— Task objective —
Identify all lines below that hold "required" and collect them.

— Data records —
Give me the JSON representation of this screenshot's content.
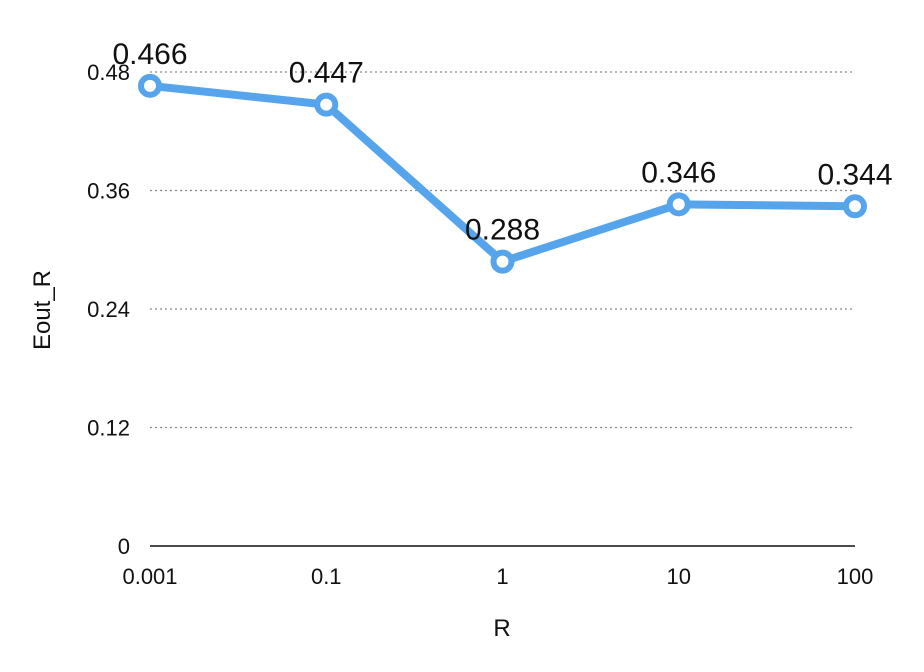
{
  "chart_data": {
    "type": "line",
    "title": "",
    "xlabel": "R",
    "ylabel": "Eout_R",
    "categories": [
      "0.001",
      "0.1",
      "1",
      "10",
      "100"
    ],
    "series": [
      {
        "values": [
          0.466,
          0.447,
          0.288,
          0.346,
          0.344
        ]
      }
    ],
    "data_labels": [
      "0.466",
      "0.447",
      "0.288",
      "0.346",
      "0.344"
    ],
    "ylim": [
      0,
      0.48
    ],
    "yticks": [
      0,
      0.12,
      0.24,
      0.36,
      0.48
    ],
    "ytick_labels": [
      "0",
      "0.12",
      "0.24",
      "0.36",
      "0.48"
    ],
    "grid": true,
    "line_color": "#55a4ec",
    "marker_fill": "#ffffff"
  }
}
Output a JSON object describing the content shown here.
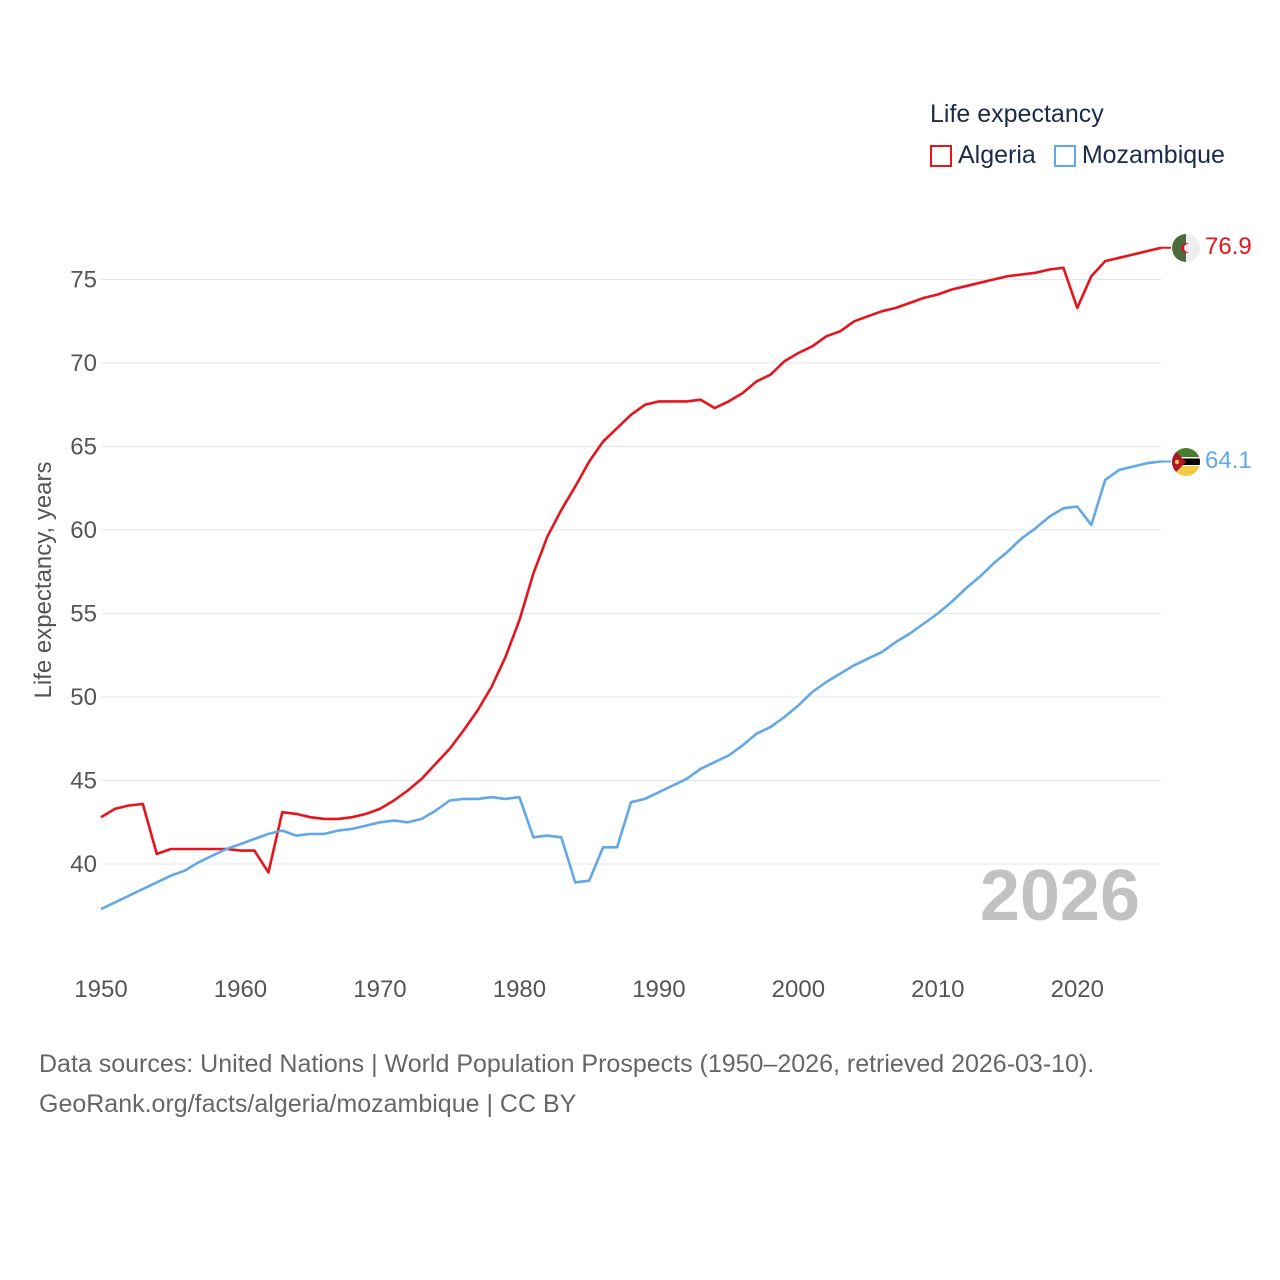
{
  "legend": {
    "title": "Life expectancy"
  },
  "footer": {
    "line1": "Data sources: United Nations | World Population Prospects (1950–2026, retrieved 2026-03-10).",
    "line2": "GeoRank.org/facts/algeria/mozambique | CC BY"
  },
  "chart_data": {
    "type": "line",
    "title": "Life expectancy",
    "xlabel": "",
    "ylabel": "Life expectancy, years",
    "xlim": [
      1950,
      2026
    ],
    "ylim": [
      35,
      78
    ],
    "x_ticks": [
      1950,
      1960,
      1970,
      1980,
      1990,
      2000,
      2010,
      2020
    ],
    "y_ticks": [
      40,
      45,
      50,
      55,
      60,
      65,
      70,
      75
    ],
    "grid": "horizontal",
    "legend_position": "top-right",
    "year_watermark": "2026",
    "x": [
      1950,
      1951,
      1952,
      1953,
      1954,
      1955,
      1956,
      1957,
      1958,
      1959,
      1960,
      1961,
      1962,
      1963,
      1964,
      1965,
      1966,
      1967,
      1968,
      1969,
      1970,
      1971,
      1972,
      1973,
      1974,
      1975,
      1976,
      1977,
      1978,
      1979,
      1980,
      1981,
      1982,
      1983,
      1984,
      1985,
      1986,
      1987,
      1988,
      1989,
      1990,
      1991,
      1992,
      1993,
      1994,
      1995,
      1996,
      1997,
      1998,
      1999,
      2000,
      2001,
      2002,
      2003,
      2004,
      2005,
      2006,
      2007,
      2008,
      2009,
      2010,
      2011,
      2012,
      2013,
      2014,
      2015,
      2016,
      2017,
      2018,
      2019,
      2020,
      2021,
      2022,
      2023,
      2024,
      2025,
      2026
    ],
    "series": [
      {
        "name": "Algeria",
        "color": "#e8141b",
        "end_label": "76.9",
        "flag": "algeria-flag",
        "values": [
          42.8,
          43.3,
          43.5,
          43.6,
          40.6,
          40.9,
          40.9,
          40.9,
          40.9,
          40.9,
          40.8,
          40.8,
          39.5,
          43.1,
          43.0,
          42.8,
          42.7,
          42.7,
          42.8,
          43.0,
          43.3,
          43.8,
          44.4,
          45.1,
          46.0,
          46.9,
          48.0,
          49.2,
          50.6,
          52.4,
          54.6,
          57.4,
          59.6,
          61.2,
          62.6,
          64.1,
          65.3,
          66.1,
          66.9,
          67.5,
          67.7,
          67.7,
          67.7,
          67.8,
          67.3,
          67.7,
          68.2,
          68.9,
          69.3,
          70.1,
          70.6,
          71.0,
          71.6,
          71.9,
          72.5,
          72.8,
          73.1,
          73.3,
          73.6,
          73.9,
          74.1,
          74.4,
          74.6,
          74.8,
          75.0,
          75.2,
          75.3,
          75.4,
          75.6,
          75.7,
          73.3,
          75.2,
          76.1,
          76.3,
          76.5,
          76.7,
          76.9
        ]
      },
      {
        "name": "Mozambique",
        "color": "#62a8e6",
        "end_label": "64.1",
        "flag": "mozambique-flag",
        "values": [
          37.3,
          37.7,
          38.1,
          38.5,
          38.9,
          39.3,
          39.6,
          40.1,
          40.5,
          40.9,
          41.2,
          41.5,
          41.8,
          42.0,
          41.7,
          41.8,
          41.8,
          42.0,
          42.1,
          42.3,
          42.5,
          42.6,
          42.5,
          42.7,
          43.2,
          43.8,
          43.9,
          43.9,
          44.0,
          43.9,
          44.0,
          41.6,
          41.7,
          41.6,
          38.9,
          39.0,
          41.0,
          41.0,
          43.7,
          43.9,
          44.3,
          44.7,
          45.1,
          45.7,
          46.1,
          46.5,
          47.1,
          47.8,
          48.2,
          48.8,
          49.5,
          50.3,
          50.9,
          51.4,
          51.9,
          52.3,
          52.7,
          53.3,
          53.8,
          54.4,
          55.0,
          55.7,
          56.5,
          57.2,
          58.0,
          58.7,
          59.5,
          60.1,
          60.8,
          61.3,
          61.4,
          60.3,
          63.0,
          63.6,
          63.8,
          64.0,
          64.1
        ]
      }
    ]
  }
}
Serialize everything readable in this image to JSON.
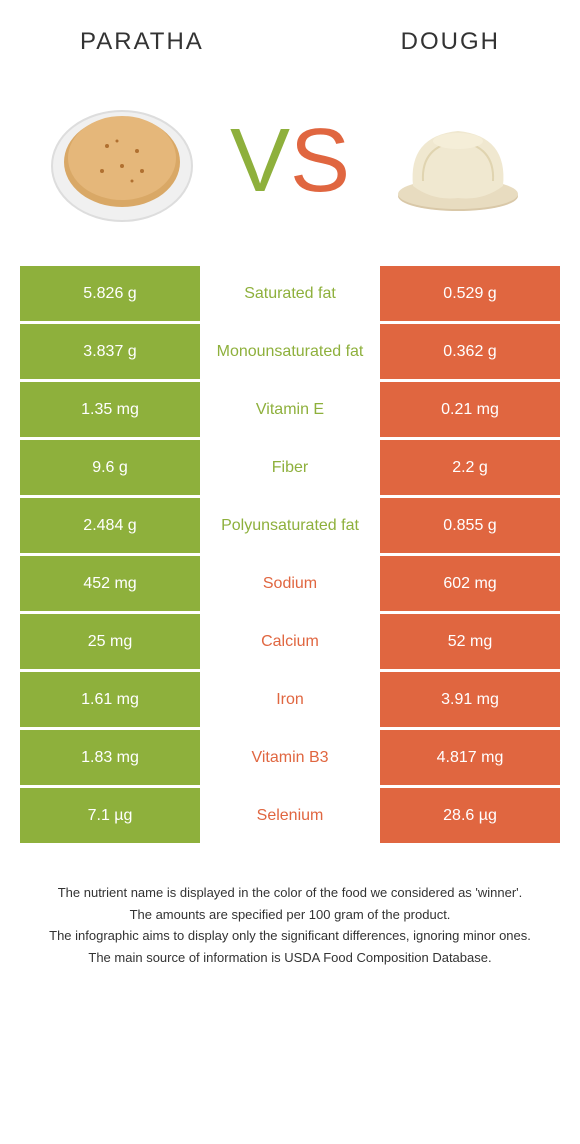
{
  "header": {
    "left": "PARATHA",
    "right": "DOUGH"
  },
  "vs": {
    "v": "V",
    "s": "S"
  },
  "colors": {
    "green": "#8eb03c",
    "orange": "#e06640",
    "white": "#ffffff"
  },
  "rows": [
    {
      "nutrient": "Saturated fat",
      "left": "5.826 g",
      "right": "0.529 g",
      "winner": "left"
    },
    {
      "nutrient": "Monounsaturated fat",
      "left": "3.837 g",
      "right": "0.362 g",
      "winner": "left"
    },
    {
      "nutrient": "Vitamin E",
      "left": "1.35 mg",
      "right": "0.21 mg",
      "winner": "left"
    },
    {
      "nutrient": "Fiber",
      "left": "9.6 g",
      "right": "2.2 g",
      "winner": "left"
    },
    {
      "nutrient": "Polyunsaturated fat",
      "left": "2.484 g",
      "right": "0.855 g",
      "winner": "left"
    },
    {
      "nutrient": "Sodium",
      "left": "452 mg",
      "right": "602 mg",
      "winner": "right"
    },
    {
      "nutrient": "Calcium",
      "left": "25 mg",
      "right": "52 mg",
      "winner": "right"
    },
    {
      "nutrient": "Iron",
      "left": "1.61 mg",
      "right": "3.91 mg",
      "winner": "right"
    },
    {
      "nutrient": "Vitamin B3",
      "left": "1.83 mg",
      "right": "4.817 mg",
      "winner": "right"
    },
    {
      "nutrient": "Selenium",
      "left": "7.1 µg",
      "right": "28.6 µg",
      "winner": "right"
    }
  ],
  "footnotes": [
    "The nutrient name is displayed in the color of the food we considered as 'winner'.",
    "The amounts are specified per 100 gram of the product.",
    "The infographic aims to display only the significant differences, ignoring minor ones.",
    "The main source of information is USDA Food Composition Database."
  ]
}
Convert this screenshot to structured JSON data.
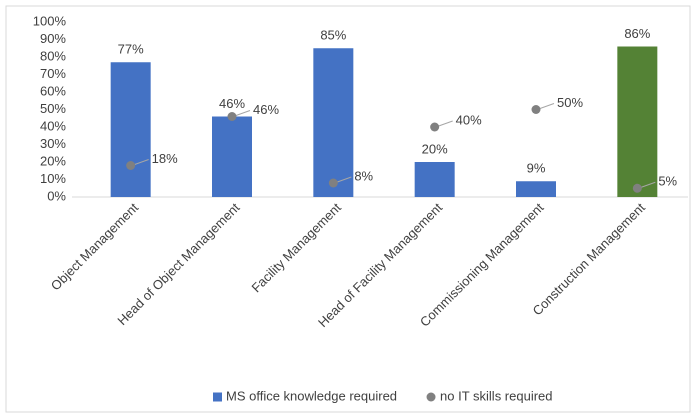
{
  "chart_data": {
    "type": "bar",
    "categories": [
      "Object Management",
      "Head of Object Management",
      "Facility Management",
      "Head of Facility Management",
      "Commissioning Management",
      "Construction Management"
    ],
    "series": [
      {
        "name": "MS office knowledge required",
        "type": "bar",
        "color": "#4472c4",
        "colors": [
          "#4472c4",
          "#4472c4",
          "#4472c4",
          "#4472c4",
          "#4472c4",
          "#548235"
        ],
        "values": [
          77,
          46,
          85,
          20,
          9,
          86
        ],
        "value_labels": [
          "77%",
          "46%",
          "85%",
          "20%",
          "9%",
          "86%"
        ]
      },
      {
        "name": "no IT skills required",
        "type": "scatter",
        "color": "#808080",
        "values": [
          18,
          46,
          8,
          40,
          50,
          5
        ],
        "value_labels": [
          "18%",
          "46%",
          "8%",
          "40%",
          "50%",
          "5%"
        ]
      }
    ],
    "ylim": [
      0,
      100
    ],
    "yticks": [
      {
        "value": 0,
        "label": "0%"
      },
      {
        "value": 10,
        "label": "10%"
      },
      {
        "value": 20,
        "label": "20%"
      },
      {
        "value": 30,
        "label": "30%"
      },
      {
        "value": 40,
        "label": "40%"
      },
      {
        "value": 50,
        "label": "50%"
      },
      {
        "value": 60,
        "label": "60%"
      },
      {
        "value": 70,
        "label": "70%"
      },
      {
        "value": 80,
        "label": "80%"
      },
      {
        "value": 90,
        "label": "90%"
      },
      {
        "value": 100,
        "label": "100%"
      }
    ],
    "grid": false,
    "legend": "bottom"
  }
}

— Worked answer —
        "name": "MS office knowledge required",
        "name": "no IT skills required",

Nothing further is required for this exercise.